◆ PROBLEM DESCRIPTION: Return all the entries exactly, keeping pictures out.

◆ RECORDS FOR THE TASK:

+---+

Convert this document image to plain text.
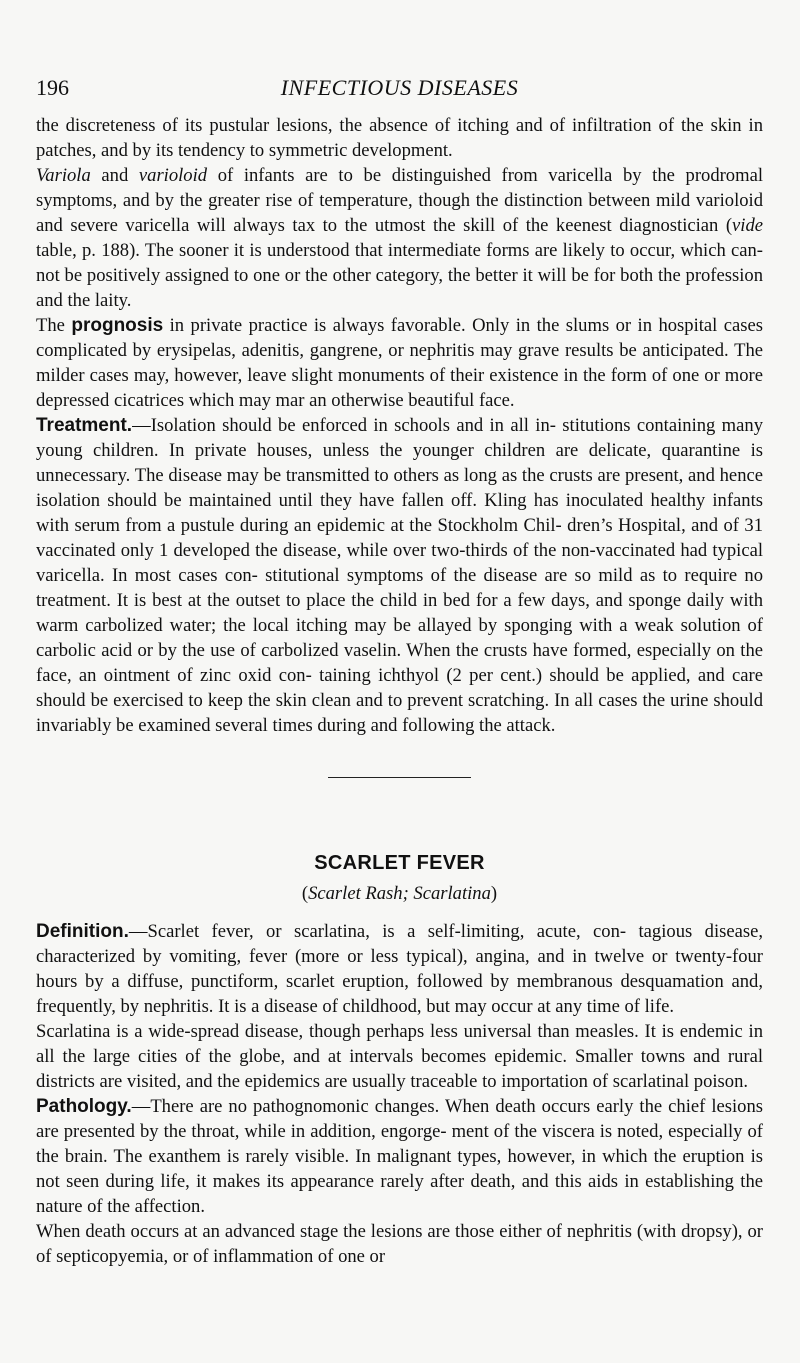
196	INFECTIOUS DISEASES

the discreteness of its pustular lesions, the absence of itching and of infiltration of the skin in patches, and by its tendency to symmetric development.

Variola and varioloid of infants are to be distinguished from varicella by the prodromal symptoms, and by the greater rise of temperature, though the distinction between mild varioloid and severe varicella will always tax to the utmost the skill of the keenest diagnostician (vide table, p. 188). The sooner it is understood that intermediate forms are likely to occur, which can- not be positively assigned to one or the other category, the better it will be for both the profession and the laity.

The prognosis in private practice is always favorable. Only in the slums or in hospital cases complicated by erysipelas, adenitis, gangrene, or nephritis may grave results be anticipated. The milder cases may, however, leave slight monuments of their existence in the form of one or more depressed cicatrices which may mar an otherwise beautiful face.

Treatment.—Isolation should be enforced in schools and in all in- stitutions containing many young children. In private houses, unless the younger children are delicate, quarantine is unnecessary. The disease may be transmitted to others as long as the crusts are present, and hence isolation should be maintained until they have fallen off. Kling has inoculated healthy infants with serum from a pustule during an epidemic at the Stockholm Chil- dren’s Hospital, and of 31 vaccinated only 1 developed the disease, while over two-thirds of the non-vaccinated had typical varicella. In most cases con- stitutional symptoms of the disease are so mild as to require no treatment. It is best at the outset to place the child in bed for a few days, and sponge daily with warm carbolized water; the local itching may be allayed by sponging with a weak solution of carbolic acid or by the use of carbolized vaselin. When the crusts have formed, especially on the face, an ointment of zinc oxid con- taining ichthyol (2 per cent.) should be applied, and care should be exercised to keep the skin clean and to prevent scratching. In all cases the urine should invariably be examined several times during and following the attack.

SCARLET FEVER
(Scarlet Rash; Scarlatina)

Definition.—Scarlet fever, or scarlatina, is a self-limiting, acute, con- tagious disease, characterized by vomiting, fever (more or less typical), angina, and in twelve or twenty-four hours by a diffuse, punctiform, scarlet eruption, followed by membranous desquamation and, frequently, by nephritis. It is a disease of childhood, but may occur at any time of life.

Scarlatina is a wide-spread disease, though perhaps less universal than measles. It is endemic in all the large cities of the globe, and at intervals becomes epidemic. Smaller towns and rural districts are visited, and the epidemics are usually traceable to importation of scarlatinal poison.

Pathology.—There are no pathognomonic changes. When death occurs early the chief lesions are presented by the throat, while in addition, engorge- ment of the viscera is noted, especially of the brain. The exanthem is rarely visible. In malignant types, however, in which the eruption is not seen during life, it makes its appearance rarely after death, and this aids in establishing the nature of the affection.

When death occurs at an advanced stage the lesions are those either of nephritis (with dropsy), or of septicopyemia, or of inflammation of one or
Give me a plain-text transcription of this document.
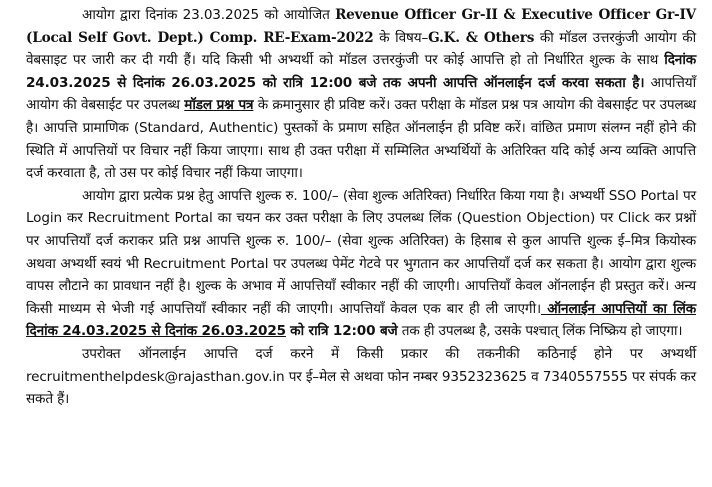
आयोग द्वारा दिनांक 23.03.2025 को आयोजित Revenue Officer Gr-II & Executive Officer Gr-IV (Local Self Govt. Dept.) Comp. RE-Exam-2022 के विषय–G.K. & Others की मॉडल उत्तरकुंजी आयोग की वेबसाइट पर जारी कर दी गयी हैं। यदि किसी भी अभ्यर्थी को मॉडल उत्तरकुंजी पर कोई आपत्ति हो तो निर्धारित शुल्क के साथ दिनांक 24.03.2025 से दिनांक 26.03.2025 को रात्रि 12:00 बजे तक अपनी आपत्ति ऑनलाईन दर्ज करवा सकता है। आपत्तियाँ आयोग की वेबसाईट पर उपलब्ध मॉडल प्रश्न पत्र के क्रमानुसार ही प्रविष्ट करें। उक्त परीक्षा के मॉडल प्रश्न पत्र आयोग की वेबसाईट पर उपलब्ध है। आपत्ति प्रामाणिक (Standard, Authentic) पुस्तकों के प्रमाण सहित ऑनलाईन ही प्रविष्ट करें। वांछित प्रमाण संलग्न नहीं होने की स्थिति में आपत्तियों पर विचार नहीं किया जाएगा। साथ ही उक्त परीक्षा में सम्मिलित अभ्यर्थियों के अतिरिक्त यदि कोई अन्य व्यक्ति आपत्ति दर्ज करवाता है, तो उस पर कोई विचार नहीं किया जाएगा।

आयोग द्वारा प्रत्येक प्रश्न हेतु आपत्ति शुल्क रु. 100/– (सेवा शुल्क अतिरिक्त) निर्धारित किया गया है। अभ्यर्थी SSO Portal पर Login कर Recruitment Portal का चयन कर उक्त परीक्षा के लिए उपलब्ध लिंक (Question Objection) पर Click कर प्रश्नों पर आपत्तियाँ दर्ज कराकर प्रति प्रश्न आपत्ति शुल्क रु. 100/– (सेवा शुल्क अतिरिक्त) के हिसाब से कुल आपत्ति शुल्क ई–मित्र कियोस्क अथवा अभ्यर्थी स्वयं भी Recruitment Portal पर उपलब्ध पेमेंट गेटवे पर भुगतान कर आपत्तियाँ दर्ज कर सकता है। आयोग द्वारा शुल्क वापस लौटाने का प्रावधान नहीं है। शुल्क के अभाव में आपत्तियाँ स्वीकार नहीं की जाएगी। आपत्तियाँ केवल ऑनलाईन ही प्रस्तुत करें। अन्य किसी माध्यम से भेजी गई आपत्तियाँ स्वीकार नहीं की जाएगी। आपत्तियाँ केवल एक बार ही ली जाएगी। ऑनलाईन आपत्तियों का लिंक दिनांक 24.03.2025 से दिनांक 26.03.2025 को रात्रि 12:00 बजे तक ही उपलब्ध है, उसके पश्चात् लिंक निष्क्रिय हो जाएगा।

उपरोक्त ऑनलाईन आपत्ति दर्ज करने में किसी प्रकार की तकनीकी कठिनाई होने पर अभ्यर्थी recruitmenthelpdesk@rajasthan.gov.in पर ई–मेल से अथवा फोन नम्बर 9352323625 व 7340557555 पर संपर्क कर सकते हैं।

+---+

◆ REPLY TO THE EXERCISE:
Convert this document image to plain text.
196	INFECTIOUS DISEASES

the discreteness of its pustular lesions, the absence of itching and of infiltration of the skin in patches, and by its tendency to symmetric development.

Variola and varioloid of infants are to be distinguished from varicella by the prodromal symptoms, and by the greater rise of temperature, though the distinction between mild varioloid and severe varicella will always tax to the utmost the skill of the keenest diagnostician (vide table, p. 188). The sooner it is understood that intermediate forms are likely to occur, which can- not be positively assigned to one or the other category, the better it will be for both the profession and the laity.

The prognosis in private practice is always favorable. Only in the slums or in hospital cases complicated by erysipelas, adenitis, gangrene, or nephritis may grave results be anticipated. The milder cases may, however, leave slight monuments of their existence in the form of one or more depressed cicatrices which may mar an otherwise beautiful face.

Treatment.—Isolation should be enforced in schools and in all in- stitutions containing many young children. In private houses, unless the younger children are delicate, quarantine is unnecessary. The disease may be transmitted to others as long as the crusts are present, and hence isolation should be maintained until they have fallen off. Kling has inoculated healthy infants with serum from a pustule during an epidemic at the Stockholm Chil- dren’s Hospital, and of 31 vaccinated only 1 developed the disease, while over two-thirds of the non-vaccinated had typical varicella. In most cases con- stitutional symptoms of the disease are so mild as to require no treatment. It is best at the outset to place the child in bed for a few days, and sponge daily with warm carbolized water; the local itching may be allayed by sponging with a weak solution of carbolic acid or by the use of carbolized vaselin. When the crusts have formed, especially on the face, an ointment of zinc oxid con- taining ichthyol (2 per cent.) should be applied, and care should be exercised to keep the skin clean and to prevent scratching. In all cases the urine should invariably be examined several times during and following the attack.

SCARLET FEVER
(Scarlet Rash; Scarlatina)

Definition.—Scarlet fever, or scarlatina, is a self-limiting, acute, con- tagious disease, characterized by vomiting, fever (more or less typical), angina, and in twelve or twenty-four hours by a diffuse, punctiform, scarlet eruption, followed by membranous desquamation and, frequently, by nephritis. It is a disease of childhood, but may occur at any time of life.

Scarlatina is a wide-spread disease, though perhaps less universal than measles. It is endemic in all the large cities of the globe, and at intervals becomes epidemic. Smaller towns and rural districts are visited, and the epidemics are usually traceable to importation of scarlatinal poison.

Pathology.—There are no pathognomonic changes. When death occurs early the chief lesions are presented by the throat, while in addition, engorge- ment of the viscera is noted, especially of the brain. The exanthem is rarely visible. In malignant types, however, in which the eruption is not seen during life, it makes its appearance rarely after death, and this aids in establishing the nature of the affection.

When death occurs at an advanced stage the lesions are those either of nephritis (with dropsy), or of septicopyemia, or of inflammation of one or
Give me a plain-text transcription of this document.
आयोग द्वारा दिनांक 23.03.2025 को आयोजित Revenue Officer Gr-II & Executive Officer Gr-IV (Local Self Govt. Dept.) Comp. RE-Exam-2022 के विषय–G.K. & Others की मॉडल उत्तरकुंजी आयोग की वेबसाइट पर जारी कर दी गयी हैं। यदि किसी भी अभ्यर्थी को मॉडल उत्तरकुंजी पर कोई आपत्ति हो तो निर्धारित शुल्क के साथ दिनांक 24.03.2025 से दिनांक 26.03.2025 को रात्रि 12:00 बजे तक अपनी आपत्ति ऑनलाईन दर्ज करवा सकता है। आपत्तियाँ आयोग की वेबसाईट पर उपलब्ध मॉडल प्रश्न पत्र के क्रमानुसार ही प्रविष्ट करें। उक्त परीक्षा के मॉडल प्रश्न पत्र आयोग की वेबसाईट पर उपलब्ध है। आपत्ति प्रामाणिक (Standard, Authentic) पुस्तकों के प्रमाण सहित ऑनलाईन ही प्रविष्ट करें। वांछित प्रमाण संलग्न नहीं होने की स्थिति में आपत्तियों पर विचार नहीं किया जाएगा। साथ ही उक्त परीक्षा में सम्मिलित अभ्यर्थियों के अतिरिक्त यदि कोई अन्य व्यक्ति आपत्ति दर्ज करवाता है, तो उस पर कोई विचार नहीं किया जाएगा।

आयोग द्वारा प्रत्येक प्रश्न हेतु आपत्ति शुल्क रु. 100/– (सेवा शुल्क अतिरिक्त) निर्धारित किया गया है। अभ्यर्थी SSO Portal पर Login कर Recruitment Portal का चयन कर उक्त परीक्षा के लिए उपलब्ध लिंक (Question Objection) पर Click कर प्रश्नों पर आपत्तियाँ दर्ज कराकर प्रति प्रश्न आपत्ति शुल्क रु. 100/– (सेवा शुल्क अतिरिक्त) के हिसाब से कुल आपत्ति शुल्क ई–मित्र कियोस्क अथवा अभ्यर्थी स्वयं भी Recruitment Portal पर उपलब्ध पेमेंट गेटवे पर भुगतान कर आपत्तियाँ दर्ज कर सकता है। आयोग द्वारा शुल्क वापस लौटाने का प्रावधान नहीं है। शुल्क के अभाव में आपत्तियाँ स्वीकार नहीं की जाएगी। आपत्तियाँ केवल ऑनलाईन ही प्रस्तुत करें। अन्य किसी माध्यम से भेजी गई आपत्तियाँ स्वीकार नहीं की जाएगी। आपत्तियाँ केवल एक बार ही ली जाएगी। ऑनलाईन आपत्तियों का लिंक दिनांक 24.03.2025 से दिनांक 26.03.2025 को रात्रि 12:00 बजे तक ही उपलब्ध है, उसके पश्चात् लिंक निष्क्रिय हो जाएगा।

उपरोक्त ऑनलाईन आपत्ति दर्ज करने में किसी प्रकार की तकनीकी कठिनाई होने पर अभ्यर्थी recruitmenthelpdesk@rajasthan.gov.in पर ई–मेल से अथवा फोन नम्बर 9352323625 व 7340557555 पर संपर्क कर सकते हैं।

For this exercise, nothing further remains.